* [Directive]:
Isolate every line in the records below with "channel" in it.

* [Provided material]:
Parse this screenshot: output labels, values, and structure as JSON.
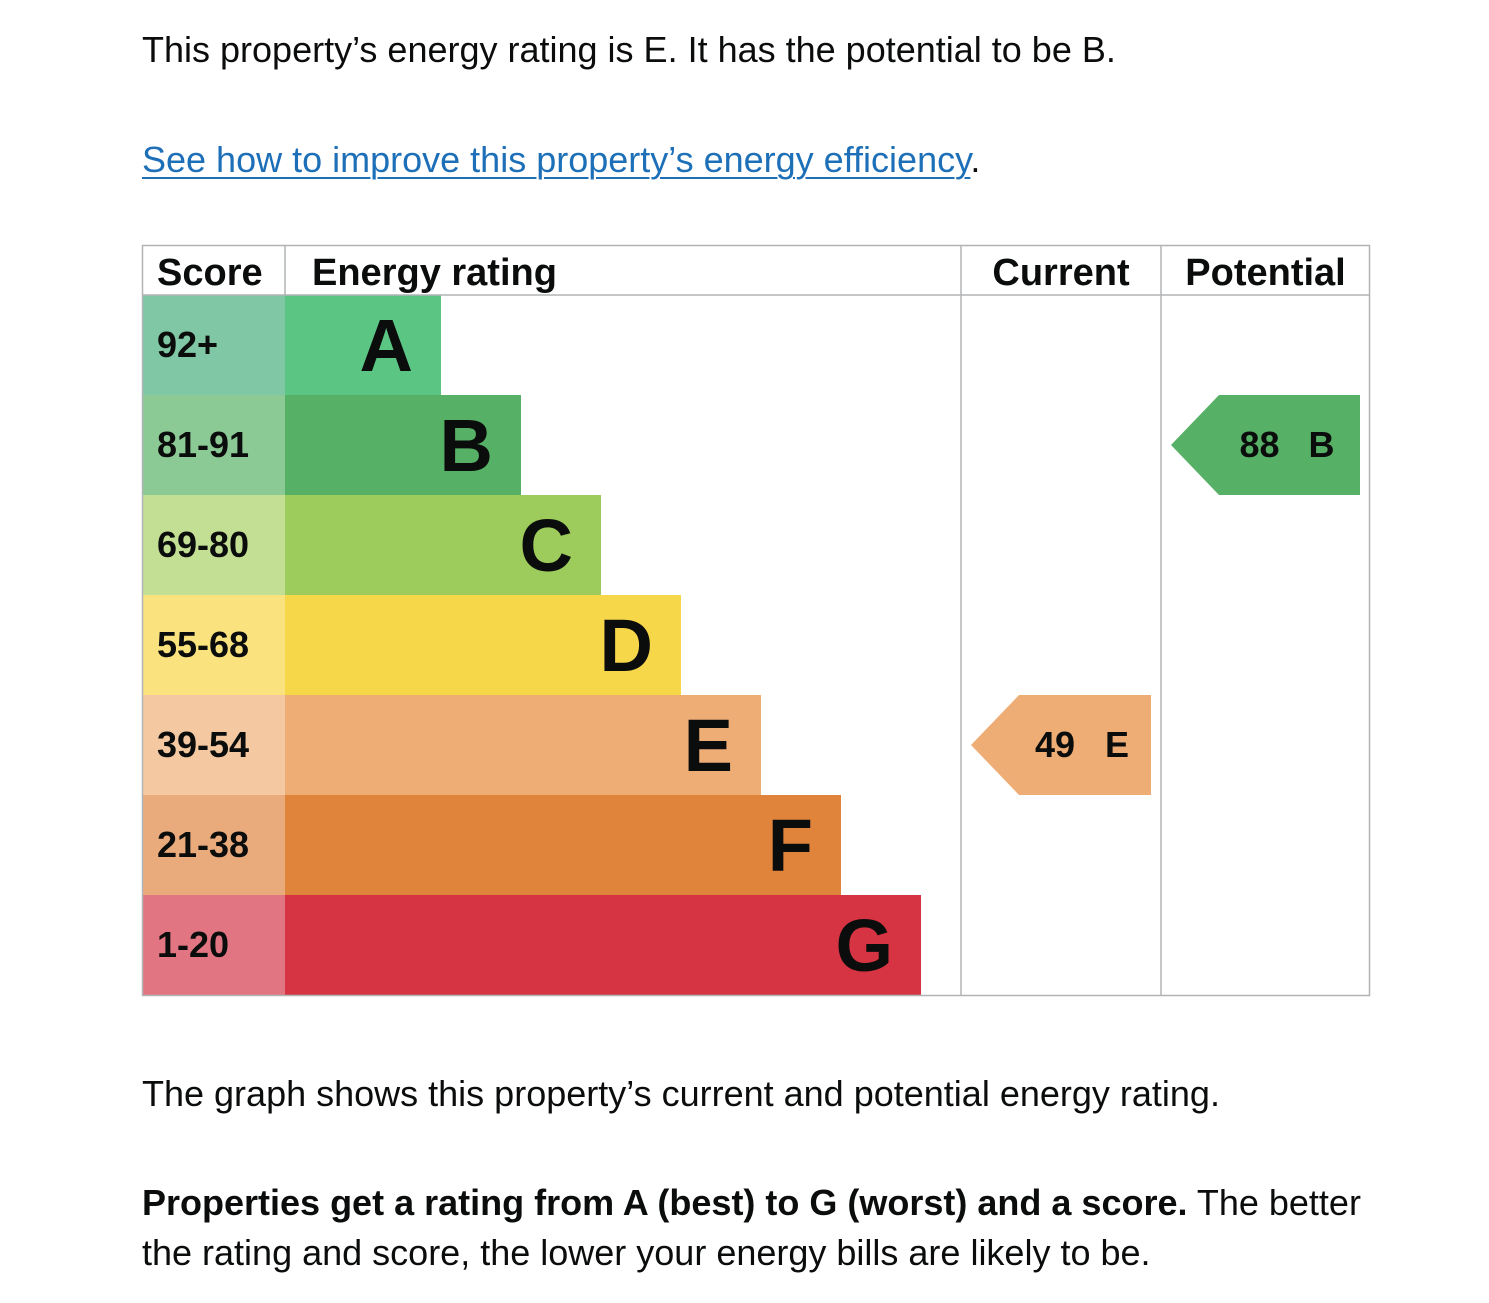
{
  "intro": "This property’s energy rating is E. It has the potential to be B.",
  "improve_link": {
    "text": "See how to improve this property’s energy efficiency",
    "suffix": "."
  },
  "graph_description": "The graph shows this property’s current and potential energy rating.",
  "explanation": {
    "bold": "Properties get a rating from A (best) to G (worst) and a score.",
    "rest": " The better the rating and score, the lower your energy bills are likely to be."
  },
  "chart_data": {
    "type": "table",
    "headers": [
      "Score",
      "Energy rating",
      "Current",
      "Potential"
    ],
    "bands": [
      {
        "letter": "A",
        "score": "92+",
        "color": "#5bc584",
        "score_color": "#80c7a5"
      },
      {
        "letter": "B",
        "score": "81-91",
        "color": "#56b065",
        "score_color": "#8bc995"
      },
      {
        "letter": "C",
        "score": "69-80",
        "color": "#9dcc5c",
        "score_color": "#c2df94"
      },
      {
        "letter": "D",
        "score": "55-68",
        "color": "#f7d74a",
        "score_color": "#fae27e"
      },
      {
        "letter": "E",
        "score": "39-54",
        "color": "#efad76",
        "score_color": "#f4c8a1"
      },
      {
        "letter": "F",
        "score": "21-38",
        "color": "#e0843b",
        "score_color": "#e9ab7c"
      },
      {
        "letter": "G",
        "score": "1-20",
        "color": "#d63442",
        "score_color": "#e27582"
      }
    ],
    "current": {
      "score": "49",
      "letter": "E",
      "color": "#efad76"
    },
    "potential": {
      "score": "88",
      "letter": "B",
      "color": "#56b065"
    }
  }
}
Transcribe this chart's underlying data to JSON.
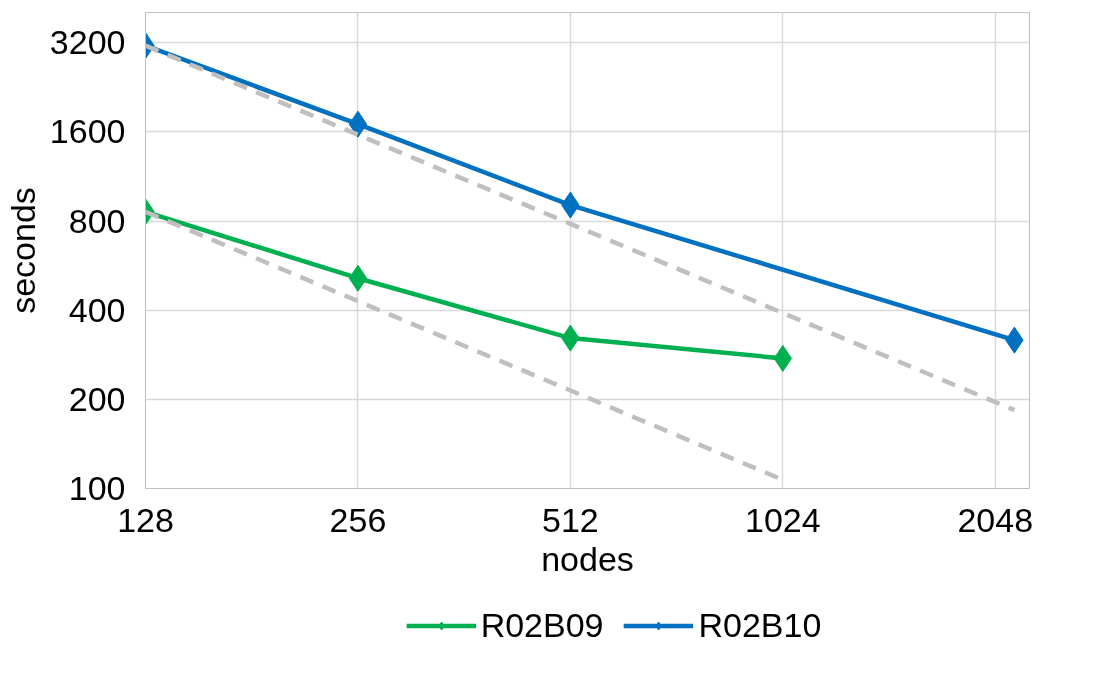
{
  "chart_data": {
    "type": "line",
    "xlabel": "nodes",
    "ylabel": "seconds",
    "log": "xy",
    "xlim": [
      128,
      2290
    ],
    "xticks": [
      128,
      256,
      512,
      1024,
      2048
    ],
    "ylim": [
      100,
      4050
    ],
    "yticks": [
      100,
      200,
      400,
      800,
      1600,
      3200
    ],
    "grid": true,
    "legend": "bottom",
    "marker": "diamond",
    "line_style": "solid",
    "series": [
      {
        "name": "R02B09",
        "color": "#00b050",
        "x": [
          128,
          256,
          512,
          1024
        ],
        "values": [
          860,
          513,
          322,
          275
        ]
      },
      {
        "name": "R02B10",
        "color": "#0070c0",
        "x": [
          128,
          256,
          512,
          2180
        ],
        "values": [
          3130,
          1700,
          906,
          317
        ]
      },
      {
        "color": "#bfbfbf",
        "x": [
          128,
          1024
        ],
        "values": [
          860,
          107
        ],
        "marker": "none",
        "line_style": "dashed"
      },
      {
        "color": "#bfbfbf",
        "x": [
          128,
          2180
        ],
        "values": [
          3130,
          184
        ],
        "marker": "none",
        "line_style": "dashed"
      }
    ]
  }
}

==

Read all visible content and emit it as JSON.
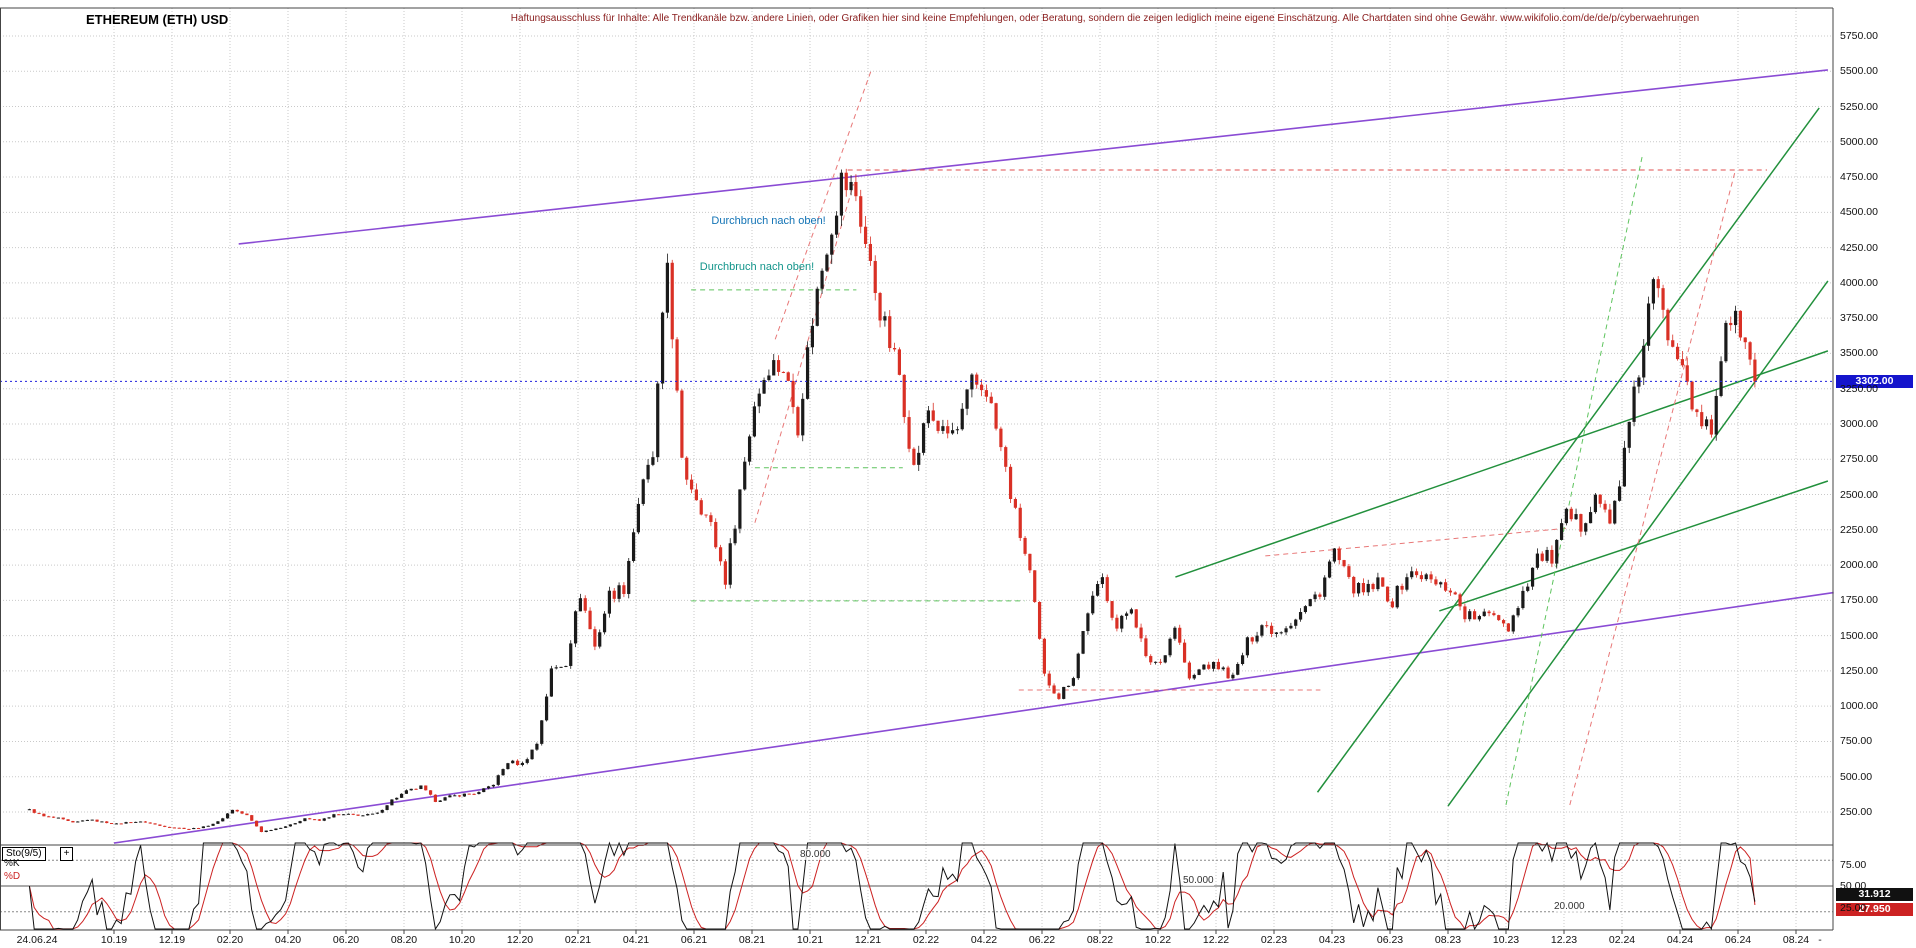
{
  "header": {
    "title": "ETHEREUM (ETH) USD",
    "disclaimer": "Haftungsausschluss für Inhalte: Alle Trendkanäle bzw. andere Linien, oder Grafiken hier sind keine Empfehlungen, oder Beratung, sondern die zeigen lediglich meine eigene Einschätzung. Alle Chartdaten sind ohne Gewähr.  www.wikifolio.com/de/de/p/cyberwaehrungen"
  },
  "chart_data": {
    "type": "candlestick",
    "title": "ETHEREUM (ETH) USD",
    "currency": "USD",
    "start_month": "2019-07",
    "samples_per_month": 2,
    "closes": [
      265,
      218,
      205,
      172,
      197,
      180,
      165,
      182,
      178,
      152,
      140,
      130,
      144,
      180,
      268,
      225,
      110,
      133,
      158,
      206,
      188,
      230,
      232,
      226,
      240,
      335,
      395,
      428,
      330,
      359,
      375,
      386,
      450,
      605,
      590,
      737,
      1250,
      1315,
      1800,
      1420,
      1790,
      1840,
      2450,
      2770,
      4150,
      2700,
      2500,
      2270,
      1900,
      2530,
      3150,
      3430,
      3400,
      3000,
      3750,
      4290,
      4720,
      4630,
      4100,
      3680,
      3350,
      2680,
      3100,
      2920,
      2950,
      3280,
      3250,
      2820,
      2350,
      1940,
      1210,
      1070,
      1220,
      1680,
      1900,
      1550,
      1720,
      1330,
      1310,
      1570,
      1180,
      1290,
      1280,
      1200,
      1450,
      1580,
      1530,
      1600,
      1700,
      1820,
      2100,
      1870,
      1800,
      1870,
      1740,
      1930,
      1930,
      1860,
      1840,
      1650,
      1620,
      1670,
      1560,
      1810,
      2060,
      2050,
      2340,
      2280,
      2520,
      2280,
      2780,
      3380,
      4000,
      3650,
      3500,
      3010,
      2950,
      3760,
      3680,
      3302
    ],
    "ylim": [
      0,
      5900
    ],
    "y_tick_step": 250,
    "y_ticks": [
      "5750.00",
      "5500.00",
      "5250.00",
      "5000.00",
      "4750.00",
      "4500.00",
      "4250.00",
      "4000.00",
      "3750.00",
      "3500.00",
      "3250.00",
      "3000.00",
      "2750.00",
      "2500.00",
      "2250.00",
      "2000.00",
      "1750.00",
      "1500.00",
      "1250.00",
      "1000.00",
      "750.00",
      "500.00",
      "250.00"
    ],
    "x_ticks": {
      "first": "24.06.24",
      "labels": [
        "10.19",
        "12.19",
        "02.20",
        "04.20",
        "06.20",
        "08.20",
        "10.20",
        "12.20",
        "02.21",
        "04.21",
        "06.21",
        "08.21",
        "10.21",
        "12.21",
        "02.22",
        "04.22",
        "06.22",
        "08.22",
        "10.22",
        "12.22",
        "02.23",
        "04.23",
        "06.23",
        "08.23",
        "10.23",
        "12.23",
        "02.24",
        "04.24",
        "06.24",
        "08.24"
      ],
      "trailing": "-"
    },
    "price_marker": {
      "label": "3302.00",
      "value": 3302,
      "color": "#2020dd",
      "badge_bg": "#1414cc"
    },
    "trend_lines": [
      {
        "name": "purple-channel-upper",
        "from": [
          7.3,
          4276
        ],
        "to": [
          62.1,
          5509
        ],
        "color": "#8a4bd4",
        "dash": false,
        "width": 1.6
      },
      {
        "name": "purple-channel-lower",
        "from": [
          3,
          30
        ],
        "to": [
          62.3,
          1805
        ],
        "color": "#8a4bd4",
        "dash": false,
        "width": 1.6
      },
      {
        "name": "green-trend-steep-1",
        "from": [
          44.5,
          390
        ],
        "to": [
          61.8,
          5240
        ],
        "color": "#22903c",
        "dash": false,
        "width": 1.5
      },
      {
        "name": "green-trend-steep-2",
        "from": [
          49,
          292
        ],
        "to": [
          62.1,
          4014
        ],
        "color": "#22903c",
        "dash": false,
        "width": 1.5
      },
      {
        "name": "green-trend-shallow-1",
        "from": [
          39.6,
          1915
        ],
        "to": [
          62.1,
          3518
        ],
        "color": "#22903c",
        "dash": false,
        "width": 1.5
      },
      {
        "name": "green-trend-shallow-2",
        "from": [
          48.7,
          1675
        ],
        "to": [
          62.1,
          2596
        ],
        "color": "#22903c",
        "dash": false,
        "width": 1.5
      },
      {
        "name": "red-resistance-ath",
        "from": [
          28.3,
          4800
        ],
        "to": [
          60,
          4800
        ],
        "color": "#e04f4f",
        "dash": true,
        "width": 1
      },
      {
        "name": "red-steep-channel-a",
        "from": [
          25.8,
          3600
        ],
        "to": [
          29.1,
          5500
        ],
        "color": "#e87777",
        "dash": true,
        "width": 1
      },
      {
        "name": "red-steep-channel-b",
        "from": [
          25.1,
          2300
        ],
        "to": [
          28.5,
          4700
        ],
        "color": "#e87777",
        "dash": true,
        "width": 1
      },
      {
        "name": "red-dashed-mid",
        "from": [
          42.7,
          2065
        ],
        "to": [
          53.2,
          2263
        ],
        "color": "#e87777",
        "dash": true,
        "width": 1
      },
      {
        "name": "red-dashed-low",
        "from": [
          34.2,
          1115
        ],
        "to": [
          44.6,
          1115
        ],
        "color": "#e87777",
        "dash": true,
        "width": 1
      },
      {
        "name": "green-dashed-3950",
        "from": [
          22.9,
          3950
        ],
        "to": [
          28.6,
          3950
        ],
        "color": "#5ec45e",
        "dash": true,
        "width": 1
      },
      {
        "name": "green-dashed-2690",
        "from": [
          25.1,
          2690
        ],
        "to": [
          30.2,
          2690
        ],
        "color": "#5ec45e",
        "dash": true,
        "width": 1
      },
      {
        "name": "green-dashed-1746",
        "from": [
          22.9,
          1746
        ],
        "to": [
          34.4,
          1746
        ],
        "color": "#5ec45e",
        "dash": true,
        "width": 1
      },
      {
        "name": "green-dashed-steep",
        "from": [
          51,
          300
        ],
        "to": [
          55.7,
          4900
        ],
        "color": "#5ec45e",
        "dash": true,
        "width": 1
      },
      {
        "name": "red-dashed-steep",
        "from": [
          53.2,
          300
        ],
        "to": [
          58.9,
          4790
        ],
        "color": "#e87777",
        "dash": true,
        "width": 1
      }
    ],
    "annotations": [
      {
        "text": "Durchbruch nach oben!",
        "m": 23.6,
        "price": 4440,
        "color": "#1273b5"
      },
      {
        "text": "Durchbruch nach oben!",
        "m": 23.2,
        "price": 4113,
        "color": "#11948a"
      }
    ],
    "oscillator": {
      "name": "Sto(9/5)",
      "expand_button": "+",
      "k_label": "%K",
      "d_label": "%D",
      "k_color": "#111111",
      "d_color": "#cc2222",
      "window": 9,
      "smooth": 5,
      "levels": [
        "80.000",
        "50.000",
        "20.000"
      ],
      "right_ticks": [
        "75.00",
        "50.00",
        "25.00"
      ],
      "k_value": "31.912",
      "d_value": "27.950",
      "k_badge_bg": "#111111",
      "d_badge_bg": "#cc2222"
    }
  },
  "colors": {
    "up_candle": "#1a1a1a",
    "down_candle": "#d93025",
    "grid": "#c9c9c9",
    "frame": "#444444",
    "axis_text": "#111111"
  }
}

* [Exercise response]:
        "name": "purple-channel-upper",
        "name": "purple-channel-lower",
        "name": "red-steep-channel-a",
        "name": "red-steep-channel-b",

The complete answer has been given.